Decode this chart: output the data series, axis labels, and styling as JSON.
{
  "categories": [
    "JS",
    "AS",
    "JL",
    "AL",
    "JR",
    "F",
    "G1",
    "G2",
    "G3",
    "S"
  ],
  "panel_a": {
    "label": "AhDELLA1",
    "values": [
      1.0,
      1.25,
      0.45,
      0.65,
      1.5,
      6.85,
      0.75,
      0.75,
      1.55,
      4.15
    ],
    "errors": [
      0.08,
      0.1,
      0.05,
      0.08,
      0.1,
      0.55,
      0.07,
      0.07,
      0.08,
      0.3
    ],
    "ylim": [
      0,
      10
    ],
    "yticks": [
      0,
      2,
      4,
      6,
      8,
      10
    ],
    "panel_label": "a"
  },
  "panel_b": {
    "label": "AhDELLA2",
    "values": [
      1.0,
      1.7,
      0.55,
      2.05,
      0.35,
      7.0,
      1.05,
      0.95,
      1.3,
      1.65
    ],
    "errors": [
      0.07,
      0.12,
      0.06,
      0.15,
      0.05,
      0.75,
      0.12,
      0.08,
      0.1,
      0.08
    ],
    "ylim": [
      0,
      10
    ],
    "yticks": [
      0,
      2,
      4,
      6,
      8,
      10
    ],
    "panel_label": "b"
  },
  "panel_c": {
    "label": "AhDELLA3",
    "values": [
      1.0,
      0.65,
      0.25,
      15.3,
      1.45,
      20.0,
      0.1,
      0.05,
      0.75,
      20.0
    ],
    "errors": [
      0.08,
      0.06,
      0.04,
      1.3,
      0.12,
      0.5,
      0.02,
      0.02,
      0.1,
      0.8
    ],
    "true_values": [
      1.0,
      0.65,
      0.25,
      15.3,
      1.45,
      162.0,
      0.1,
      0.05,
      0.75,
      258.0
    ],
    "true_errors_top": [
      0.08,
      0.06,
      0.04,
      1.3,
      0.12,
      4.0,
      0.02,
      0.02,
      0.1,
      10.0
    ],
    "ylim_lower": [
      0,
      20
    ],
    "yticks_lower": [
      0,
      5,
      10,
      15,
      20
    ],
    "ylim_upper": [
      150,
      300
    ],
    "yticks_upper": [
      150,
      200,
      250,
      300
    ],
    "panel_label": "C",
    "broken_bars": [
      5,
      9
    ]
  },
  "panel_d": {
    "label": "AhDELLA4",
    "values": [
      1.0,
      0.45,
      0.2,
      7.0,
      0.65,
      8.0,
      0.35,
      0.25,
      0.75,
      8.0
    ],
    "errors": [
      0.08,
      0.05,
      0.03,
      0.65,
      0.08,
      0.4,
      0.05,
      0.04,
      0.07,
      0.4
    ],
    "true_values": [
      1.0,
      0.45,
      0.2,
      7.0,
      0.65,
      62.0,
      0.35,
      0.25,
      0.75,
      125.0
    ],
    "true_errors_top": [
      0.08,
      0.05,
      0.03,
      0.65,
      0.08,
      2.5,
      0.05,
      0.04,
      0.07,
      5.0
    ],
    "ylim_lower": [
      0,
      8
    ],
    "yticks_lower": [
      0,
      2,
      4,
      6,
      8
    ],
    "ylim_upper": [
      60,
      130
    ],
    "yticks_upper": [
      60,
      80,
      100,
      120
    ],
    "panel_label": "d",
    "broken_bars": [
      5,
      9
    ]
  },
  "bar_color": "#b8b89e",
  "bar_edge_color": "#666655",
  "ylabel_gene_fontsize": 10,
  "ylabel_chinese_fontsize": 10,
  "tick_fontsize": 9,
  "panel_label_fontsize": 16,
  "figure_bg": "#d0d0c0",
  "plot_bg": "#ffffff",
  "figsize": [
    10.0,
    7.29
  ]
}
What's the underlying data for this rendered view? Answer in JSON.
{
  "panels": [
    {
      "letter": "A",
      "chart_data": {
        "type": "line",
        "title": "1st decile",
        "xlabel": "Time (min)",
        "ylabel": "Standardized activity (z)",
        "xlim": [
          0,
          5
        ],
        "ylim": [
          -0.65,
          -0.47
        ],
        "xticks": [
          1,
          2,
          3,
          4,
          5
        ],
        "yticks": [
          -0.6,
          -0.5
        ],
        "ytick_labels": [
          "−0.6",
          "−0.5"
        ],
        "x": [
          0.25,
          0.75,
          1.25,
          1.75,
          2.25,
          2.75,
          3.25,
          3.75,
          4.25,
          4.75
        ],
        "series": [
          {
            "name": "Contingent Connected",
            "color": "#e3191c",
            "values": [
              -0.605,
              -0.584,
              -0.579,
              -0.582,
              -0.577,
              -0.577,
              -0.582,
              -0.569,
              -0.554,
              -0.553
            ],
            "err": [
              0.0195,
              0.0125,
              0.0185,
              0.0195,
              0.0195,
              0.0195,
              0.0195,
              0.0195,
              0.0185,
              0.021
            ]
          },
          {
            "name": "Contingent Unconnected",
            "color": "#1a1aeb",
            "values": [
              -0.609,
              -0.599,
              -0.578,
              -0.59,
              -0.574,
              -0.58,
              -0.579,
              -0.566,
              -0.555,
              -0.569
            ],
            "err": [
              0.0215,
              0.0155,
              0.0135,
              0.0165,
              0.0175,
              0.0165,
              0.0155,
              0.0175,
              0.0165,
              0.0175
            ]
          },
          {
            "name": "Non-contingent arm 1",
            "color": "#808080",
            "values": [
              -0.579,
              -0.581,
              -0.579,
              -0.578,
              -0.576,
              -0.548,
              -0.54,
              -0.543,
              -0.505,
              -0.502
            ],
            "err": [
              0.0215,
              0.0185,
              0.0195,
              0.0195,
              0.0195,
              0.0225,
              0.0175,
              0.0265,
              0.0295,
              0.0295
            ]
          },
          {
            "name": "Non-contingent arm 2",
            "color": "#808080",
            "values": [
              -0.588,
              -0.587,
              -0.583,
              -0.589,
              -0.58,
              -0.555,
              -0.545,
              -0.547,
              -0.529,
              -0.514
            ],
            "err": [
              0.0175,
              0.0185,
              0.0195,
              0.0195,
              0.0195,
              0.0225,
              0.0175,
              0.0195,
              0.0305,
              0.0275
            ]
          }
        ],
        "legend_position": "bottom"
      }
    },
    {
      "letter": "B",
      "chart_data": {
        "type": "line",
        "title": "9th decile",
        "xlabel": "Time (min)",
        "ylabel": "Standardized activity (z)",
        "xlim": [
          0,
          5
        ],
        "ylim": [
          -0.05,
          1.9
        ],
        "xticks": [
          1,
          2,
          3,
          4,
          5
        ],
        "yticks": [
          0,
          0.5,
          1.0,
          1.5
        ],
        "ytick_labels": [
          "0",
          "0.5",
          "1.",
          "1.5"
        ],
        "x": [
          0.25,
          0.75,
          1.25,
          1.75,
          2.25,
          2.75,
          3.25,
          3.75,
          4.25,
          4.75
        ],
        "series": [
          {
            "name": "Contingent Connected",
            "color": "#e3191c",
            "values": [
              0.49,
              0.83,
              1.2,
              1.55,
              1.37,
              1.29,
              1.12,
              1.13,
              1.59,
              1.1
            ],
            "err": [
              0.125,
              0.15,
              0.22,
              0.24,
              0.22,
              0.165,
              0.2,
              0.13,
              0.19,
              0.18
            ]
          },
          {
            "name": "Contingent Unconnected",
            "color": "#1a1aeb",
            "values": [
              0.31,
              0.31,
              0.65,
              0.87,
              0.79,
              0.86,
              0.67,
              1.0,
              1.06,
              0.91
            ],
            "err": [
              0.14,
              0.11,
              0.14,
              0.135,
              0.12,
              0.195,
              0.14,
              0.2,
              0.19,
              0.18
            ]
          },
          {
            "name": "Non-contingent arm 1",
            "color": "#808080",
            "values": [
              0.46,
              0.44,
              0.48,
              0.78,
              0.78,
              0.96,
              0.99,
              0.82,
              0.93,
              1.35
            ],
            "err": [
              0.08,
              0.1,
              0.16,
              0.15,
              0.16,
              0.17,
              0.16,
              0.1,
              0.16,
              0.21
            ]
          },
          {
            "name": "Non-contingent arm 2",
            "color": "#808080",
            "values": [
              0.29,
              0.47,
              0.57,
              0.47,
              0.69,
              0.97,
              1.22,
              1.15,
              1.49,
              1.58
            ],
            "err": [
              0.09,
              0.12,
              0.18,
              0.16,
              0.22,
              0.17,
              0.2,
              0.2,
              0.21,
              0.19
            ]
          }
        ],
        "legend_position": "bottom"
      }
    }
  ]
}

* _Aim_: State how many lines of the listing hold the string "JSON"; reply with the number and nothing else.

* _Complete output_: 2